Work instructions:
Print all entries precisely as they are written.

Start of Records to process

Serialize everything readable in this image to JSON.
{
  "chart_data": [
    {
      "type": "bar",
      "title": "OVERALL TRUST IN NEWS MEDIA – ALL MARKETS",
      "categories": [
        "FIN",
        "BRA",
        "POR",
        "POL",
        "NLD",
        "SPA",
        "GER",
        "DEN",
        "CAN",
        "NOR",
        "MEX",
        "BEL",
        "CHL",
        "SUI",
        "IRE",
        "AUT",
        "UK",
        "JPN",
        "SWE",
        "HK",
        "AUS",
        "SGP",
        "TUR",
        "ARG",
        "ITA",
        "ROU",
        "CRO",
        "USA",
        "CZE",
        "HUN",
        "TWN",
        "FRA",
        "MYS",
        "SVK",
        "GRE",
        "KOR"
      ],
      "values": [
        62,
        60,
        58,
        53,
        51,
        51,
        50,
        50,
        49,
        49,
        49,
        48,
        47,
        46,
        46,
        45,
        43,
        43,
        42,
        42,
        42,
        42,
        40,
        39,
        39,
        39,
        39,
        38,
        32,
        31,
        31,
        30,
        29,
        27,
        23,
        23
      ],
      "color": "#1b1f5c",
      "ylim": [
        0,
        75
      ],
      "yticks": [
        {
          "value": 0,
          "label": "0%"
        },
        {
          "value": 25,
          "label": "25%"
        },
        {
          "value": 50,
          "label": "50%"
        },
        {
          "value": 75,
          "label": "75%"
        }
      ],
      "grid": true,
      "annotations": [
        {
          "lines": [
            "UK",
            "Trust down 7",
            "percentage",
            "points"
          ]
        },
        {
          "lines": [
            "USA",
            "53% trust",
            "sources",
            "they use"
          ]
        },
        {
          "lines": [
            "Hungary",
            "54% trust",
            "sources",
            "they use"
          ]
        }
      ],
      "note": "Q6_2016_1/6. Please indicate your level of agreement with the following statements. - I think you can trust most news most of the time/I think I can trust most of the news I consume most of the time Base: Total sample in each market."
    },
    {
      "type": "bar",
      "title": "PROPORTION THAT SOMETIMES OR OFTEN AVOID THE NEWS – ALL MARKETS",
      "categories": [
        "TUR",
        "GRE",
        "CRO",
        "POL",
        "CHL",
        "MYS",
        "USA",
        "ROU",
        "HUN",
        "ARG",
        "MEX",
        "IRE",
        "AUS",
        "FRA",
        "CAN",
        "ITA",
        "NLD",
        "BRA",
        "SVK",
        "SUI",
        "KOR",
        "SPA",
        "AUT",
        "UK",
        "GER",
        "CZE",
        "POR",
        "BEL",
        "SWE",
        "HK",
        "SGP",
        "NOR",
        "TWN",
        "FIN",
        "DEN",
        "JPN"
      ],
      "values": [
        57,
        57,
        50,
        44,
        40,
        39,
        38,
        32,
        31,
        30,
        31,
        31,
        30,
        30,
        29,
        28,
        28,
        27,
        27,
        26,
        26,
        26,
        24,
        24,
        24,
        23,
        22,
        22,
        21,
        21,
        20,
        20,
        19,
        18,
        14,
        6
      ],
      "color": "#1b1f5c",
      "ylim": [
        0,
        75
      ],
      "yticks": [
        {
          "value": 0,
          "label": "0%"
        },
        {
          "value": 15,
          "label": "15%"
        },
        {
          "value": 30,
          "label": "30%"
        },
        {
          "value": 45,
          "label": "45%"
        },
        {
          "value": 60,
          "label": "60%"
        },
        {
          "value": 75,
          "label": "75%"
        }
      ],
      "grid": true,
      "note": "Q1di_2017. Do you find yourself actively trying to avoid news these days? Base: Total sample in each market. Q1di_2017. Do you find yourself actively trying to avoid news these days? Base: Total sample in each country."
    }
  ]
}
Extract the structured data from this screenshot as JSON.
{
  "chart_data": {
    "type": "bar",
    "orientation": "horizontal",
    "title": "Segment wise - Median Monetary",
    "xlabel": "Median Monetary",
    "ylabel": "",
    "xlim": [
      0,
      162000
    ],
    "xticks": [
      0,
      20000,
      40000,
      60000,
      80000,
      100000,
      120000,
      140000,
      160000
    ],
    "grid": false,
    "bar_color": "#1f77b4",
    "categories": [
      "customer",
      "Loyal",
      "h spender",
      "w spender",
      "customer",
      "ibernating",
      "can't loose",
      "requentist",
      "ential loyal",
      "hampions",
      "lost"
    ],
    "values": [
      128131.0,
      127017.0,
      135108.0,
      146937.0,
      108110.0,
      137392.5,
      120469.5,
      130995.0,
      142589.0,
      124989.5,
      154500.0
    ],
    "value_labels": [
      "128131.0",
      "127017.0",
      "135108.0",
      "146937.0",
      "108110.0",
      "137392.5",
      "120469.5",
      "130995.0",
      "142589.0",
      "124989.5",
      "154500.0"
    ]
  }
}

End of Records to process

The answer:
Serialize everything readable in this image to JSON.
{
  "chart_data": [
    {
      "type": "bar",
      "title": "OVERALL TRUST IN NEWS MEDIA – ALL MARKETS",
      "categories": [
        "FIN",
        "BRA",
        "POR",
        "POL",
        "NLD",
        "SPA",
        "GER",
        "DEN",
        "CAN",
        "NOR",
        "MEX",
        "BEL",
        "CHL",
        "SUI",
        "IRE",
        "AUT",
        "UK",
        "JPN",
        "SWE",
        "HK",
        "AUS",
        "SGP",
        "TUR",
        "ARG",
        "ITA",
        "ROU",
        "CRO",
        "USA",
        "CZE",
        "HUN",
        "TWN",
        "FRA",
        "MYS",
        "SVK",
        "GRE",
        "KOR"
      ],
      "values": [
        62,
        60,
        58,
        53,
        51,
        51,
        50,
        50,
        49,
        49,
        49,
        48,
        47,
        46,
        46,
        45,
        43,
        43,
        42,
        42,
        42,
        42,
        40,
        39,
        39,
        39,
        39,
        38,
        32,
        31,
        31,
        30,
        29,
        27,
        23,
        23
      ],
      "color": "#1b1f5c",
      "ylim": [
        0,
        75
      ],
      "yticks": [
        {
          "value": 0,
          "label": "0%"
        },
        {
          "value": 25,
          "label": "25%"
        },
        {
          "value": 50,
          "label": "50%"
        },
        {
          "value": 75,
          "label": "75%"
        }
      ],
      "grid": true,
      "annotations": [
        {
          "lines": [
            "UK",
            "Trust down 7",
            "percentage",
            "points"
          ]
        },
        {
          "lines": [
            "USA",
            "53% trust",
            "sources",
            "they use"
          ]
        },
        {
          "lines": [
            "Hungary",
            "54% trust",
            "sources",
            "they use"
          ]
        }
      ],
      "note": "Q6_2016_1/6. Please indicate your level of agreement with the following statements. - I think you can trust most news most of the time/I think I can trust most of the news I consume most of the time Base: Total sample in each market."
    },
    {
      "type": "bar",
      "title": "PROPORTION THAT SOMETIMES OR OFTEN AVOID THE NEWS – ALL MARKETS",
      "categories": [
        "TUR",
        "GRE",
        "CRO",
        "POL",
        "CHL",
        "MYS",
        "USA",
        "ROU",
        "HUN",
        "ARG",
        "MEX",
        "IRE",
        "AUS",
        "FRA",
        "CAN",
        "ITA",
        "NLD",
        "BRA",
        "SVK",
        "SUI",
        "KOR",
        "SPA",
        "AUT",
        "UK",
        "GER",
        "CZE",
        "POR",
        "BEL",
        "SWE",
        "HK",
        "SGP",
        "NOR",
        "TWN",
        "FIN",
        "DEN",
        "JPN"
      ],
      "values": [
        57,
        57,
        50,
        44,
        40,
        39,
        38,
        32,
        31,
        30,
        31,
        31,
        30,
        30,
        29,
        28,
        28,
        27,
        27,
        26,
        26,
        26,
        24,
        24,
        24,
        23,
        22,
        22,
        21,
        21,
        20,
        20,
        19,
        18,
        14,
        6
      ],
      "color": "#1b1f5c",
      "ylim": [
        0,
        75
      ],
      "yticks": [
        {
          "value": 0,
          "label": "0%"
        },
        {
          "value": 15,
          "label": "15%"
        },
        {
          "value": 30,
          "label": "30%"
        },
        {
          "value": 45,
          "label": "45%"
        },
        {
          "value": 60,
          "label": "60%"
        },
        {
          "value": 75,
          "label": "75%"
        }
      ],
      "grid": true,
      "note": "Q1di_2017. Do you find yourself actively trying to avoid news these days? Base: Total sample in each market. Q1di_2017. Do you find yourself actively trying to avoid news these days? Base: Total sample in each country."
    }
  ]
}
Extract the structured data from this screenshot as JSON.
{
  "chart_data": {
    "type": "bar",
    "orientation": "horizontal",
    "title": "Segment wise - Median Monetary",
    "xlabel": "Median Monetary",
    "ylabel": "",
    "xlim": [
      0,
      162000
    ],
    "xticks": [
      0,
      20000,
      40000,
      60000,
      80000,
      100000,
      120000,
      140000,
      160000
    ],
    "grid": false,
    "bar_color": "#1f77b4",
    "categories": [
      "customer",
      "Loyal",
      "h spender",
      "w spender",
      "customer",
      "ibernating",
      "can't loose",
      "requentist",
      "ential loyal",
      "hampions",
      "lost"
    ],
    "values": [
      128131.0,
      127017.0,
      135108.0,
      146937.0,
      108110.0,
      137392.5,
      120469.5,
      130995.0,
      142589.0,
      124989.5,
      154500.0
    ],
    "value_labels": [
      "128131.0",
      "127017.0",
      "135108.0",
      "146937.0",
      "108110.0",
      "137392.5",
      "120469.5",
      "130995.0",
      "142589.0",
      "124989.5",
      "154500.0"
    ]
  }
}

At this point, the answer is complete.